╭──

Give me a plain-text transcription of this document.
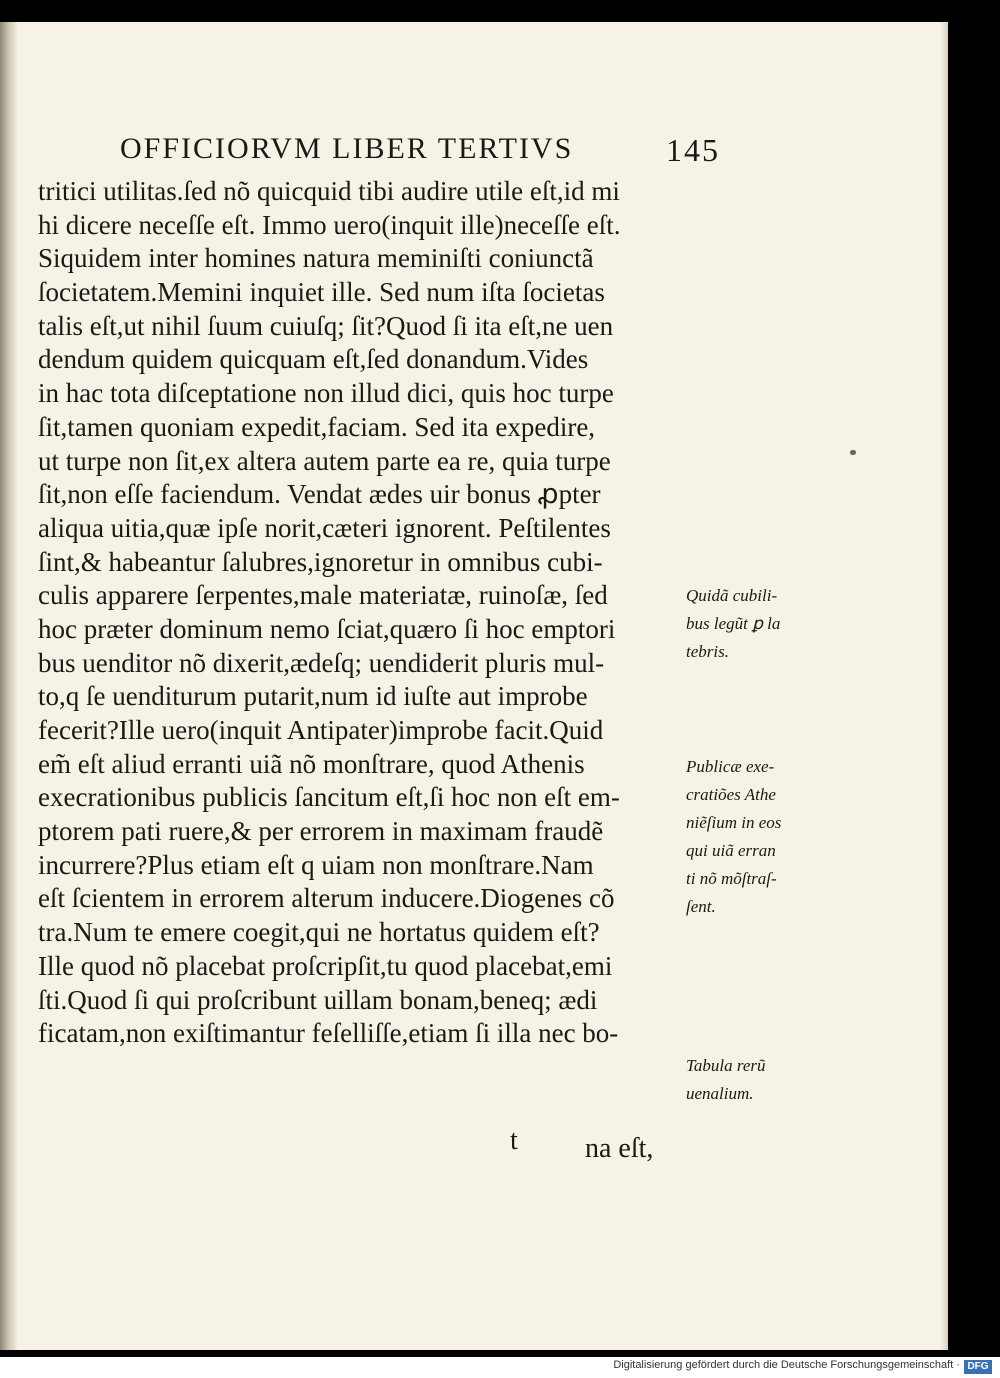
OFFICIORVM LIBER TERTIVS	145
tritici utilitas.ſed nõ quicquid tibi audire utile eſt,id mi
hi dicere neceſſe eſt. Immo uero(inquit ille)neceſſe eſt.
Siquidem inter homines natura meminiſti coniunctã
ſocietatem.Memini inquiet ille. Sed num iſta ſocietas
talis eſt,ut nihil ſuum cuiuſq; ſit?Quod ſi ita eſt,ne uen
dendum quidem quicquam eſt,ſed donandum.Vides
in hac tota diſceptatione non illud dici, quis hoc turpe
ſit,tamen quoniam expedit,faciam. Sed ita expedire,
ut turpe non ſit,ex altera autem parte ea re, quia turpe
ſit,non eſſe faciendum. Vendat ædes uir bonus ꝓpter
aliqua uitia,quæ ipſe norit,cæteri ignorent. Peſtilentes
ſint,& habeantur ſalubres,ignoretur in omnibus cubi-
culis apparere ſerpentes,male materiatæ, ruinoſæ, ſed
hoc præter dominum nemo ſciat,quæro ſi hoc emptori
bus uenditor nõ dixerit,ædeſq; uendiderit pluris mul-
to,q ſe uenditurum putarit,num id iuſte aut improbe
fecerit?Ille uero(inquit Antipater)improbe facit.Quid
em̃ eſt aliud erranti uiã nõ monſtrare, quod Athenis
execrationibus publicis ſancitum eſt,ſi hoc non eſt em-
ptorem pati ruere,& per errorem in maximam fraudẽ
incurrere?Plus etiam eſt q uiam non monſtrare.Nam
eſt ſcientem in errorem alterum inducere.Diogenes cõ
tra.Num te emere coegit,qui ne hortatus quidem eſt?
Ille quod nõ placebat proſcripſit,tu quod placebat,emi
ſti.Quod ſi qui proſcribunt uillam bonam,beneq; ædi
ficatam,non exiſtimantur feſelliſſe,etiam ſi illa nec bo-
t na eſt,
Quidã cubili-
bus legũt ꝑ la
tebris.
Publicæ exe-
cratiões Athe
niẽſium in eos
qui uiã erran
ti nõ mõſtraſ-
ſent.
Tabula rerũ
uenalium.
Digitalisierung gefördert durch die Deutsche Forschungsgemeinschaft · DFG
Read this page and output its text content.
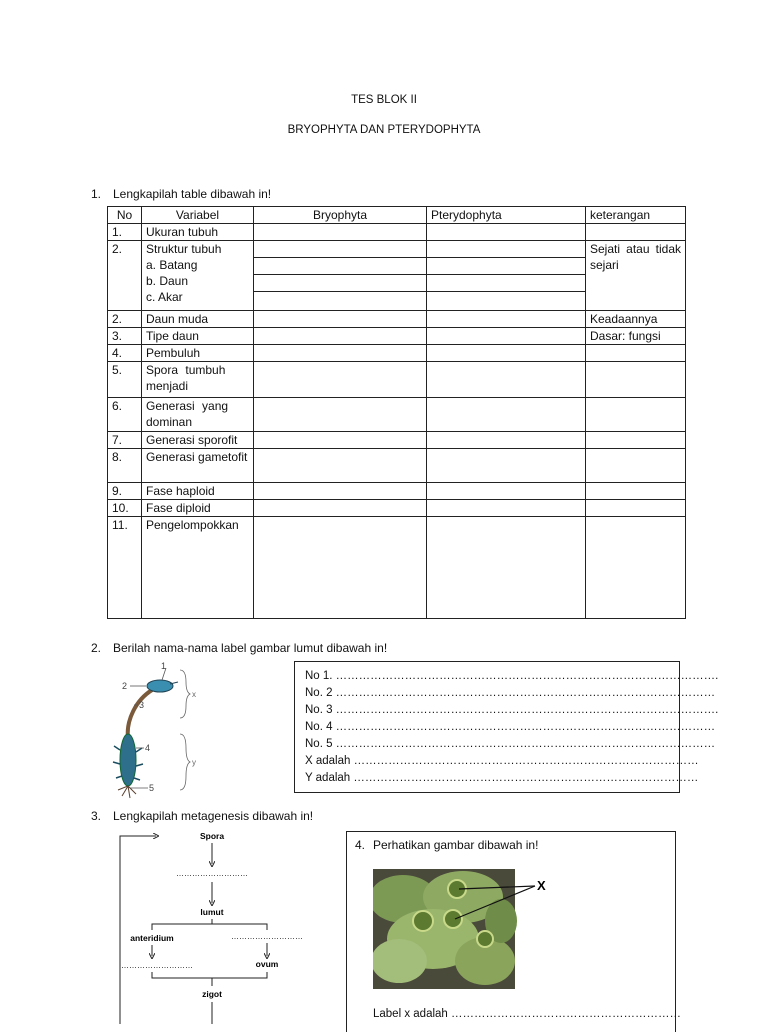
TES BLOK II
BRYOPHYTA DAN PTERYDOPHYTA
1. Lengkapilah table dibawah in!
No	Variabel	Bryophyta	Pterydophyta	keterangan
1.	Ukuran tubuh			
2.	Struktur tubuh
a. Batang
b. Daun
c. Akar			Sejati atau tidak sejari
2.	Daun muda			Keadaannya
3.	Tipe daun			Dasar: fungsi
4.	Pembuluh			
5.	Spora tumbuh menjadi			
6.	Generasi yang dominan			
7.	Generasi sporofit			
8.	Generasi gametofit			
9.	Fase haploid			
10.	Fase diploid			
11.	Pengelompokkan			
2. Berilah nama-nama label gambar lumut dibawah in!
1
2
3
4
5
x
y
No 1. ……………………………………………………………………………………….
No. 2 ………………………………………………………………………………………
No. 3 ……………………………………………………………………………………….
No. 4 ………………………………………………………………………………………
No. 5 ………………………………………………………………………………………
X adalah ………………………………………………………………………………
Y adalah ………………………………………………………………………………
3. Lengkapilah metagenesis dibawah in!
Spora
………………………
lumut
anteridium	………………………
………………………	ovum
zigot
4. Perhatikan gambar dibawah in!
X
Label x adalah ……………………………………………………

╰──

**Task brief**
What you hand back should match the entries above exactly, except that no picture appears.

**Your response**
Give me a plain-text transcription of this document.
OFFICIORVM LIBER TERTIVS	145
tritici utilitas.ſed nõ quicquid tibi audire utile eſt,id mi
hi dicere neceſſe eſt. Immo uero(inquit ille)neceſſe eſt.
Siquidem inter homines natura meminiſti coniunctã
ſocietatem.Memini inquiet ille. Sed num iſta ſocietas
talis eſt,ut nihil ſuum cuiuſq; ſit?Quod ſi ita eſt,ne uen
dendum quidem quicquam eſt,ſed donandum.Vides
in hac tota diſceptatione non illud dici, quis hoc turpe
ſit,tamen quoniam expedit,faciam. Sed ita expedire,
ut turpe non ſit,ex altera autem parte ea re, quia turpe
ſit,non eſſe faciendum. Vendat ædes uir bonus ꝓpter
aliqua uitia,quæ ipſe norit,cæteri ignorent. Peſtilentes
ſint,& habeantur ſalubres,ignoretur in omnibus cubi-
culis apparere ſerpentes,male materiatæ, ruinoſæ, ſed
hoc præter dominum nemo ſciat,quæro ſi hoc emptori
bus uenditor nõ dixerit,ædeſq; uendiderit pluris mul-
to,q ſe uenditurum putarit,num id iuſte aut improbe
fecerit?Ille uero(inquit Antipater)improbe facit.Quid
em̃ eſt aliud erranti uiã nõ monſtrare, quod Athenis
execrationibus publicis ſancitum eſt,ſi hoc non eſt em-
ptorem pati ruere,& per errorem in maximam fraudẽ
incurrere?Plus etiam eſt q uiam non monſtrare.Nam
eſt ſcientem in errorem alterum inducere.Diogenes cõ
tra.Num te emere coegit,qui ne hortatus quidem eſt?
Ille quod nõ placebat proſcripſit,tu quod placebat,emi
ſti.Quod ſi qui proſcribunt uillam bonam,beneq; ædi
ficatam,non exiſtimantur feſelliſſe,etiam ſi illa nec bo-
t na eſt,
Quidã cubili-
bus legũt ꝑ la
tebris.
Publicæ exe-
cratiões Athe
niẽſium in eos
qui uiã erran
ti nõ mõſtraſ-
ſent.
Tabula rerũ
uenalium.
Digitalisierung gefördert durch die Deutsche Forschungsgemeinschaft · DFG
Read this page and output its text content.
TES BLOK II
BRYOPHYTA DAN PTERYDOPHYTA
1. Lengkapilah table dibawah in!
No	Variabel	Bryophyta	Pterydophyta	keterangan
1.	Ukuran tubuh			
2.	Struktur tubuh
a. Batang
b. Daun
c. Akar			Sejati atau tidak sejari
2.	Daun muda			Keadaannya
3.	Tipe daun			Dasar: fungsi
4.	Pembuluh			
5.	Spora tumbuh menjadi			
6.	Generasi yang dominan			
7.	Generasi sporofit			
8.	Generasi gametofit			
9.	Fase haploid			
10.	Fase diploid			
11.	Pengelompokkan			
2. Berilah nama-nama label gambar lumut dibawah in!
1
2
3
4
5
x
y
No 1. ……………………………………………………………………………………….
No. 2 ………………………………………………………………………………………
No. 3 ……………………………………………………………………………………….
No. 4 ………………………………………………………………………………………
No. 5 ………………………………………………………………………………………
X adalah ………………………………………………………………………………
Y adalah ………………………………………………………………………………
3. Lengkapilah metagenesis dibawah in!
Spora
………………………
lumut
anteridium	………………………
………………………	ovum
zigot
4. Perhatikan gambar dibawah in!
X
Label x adalah ……………………………………………………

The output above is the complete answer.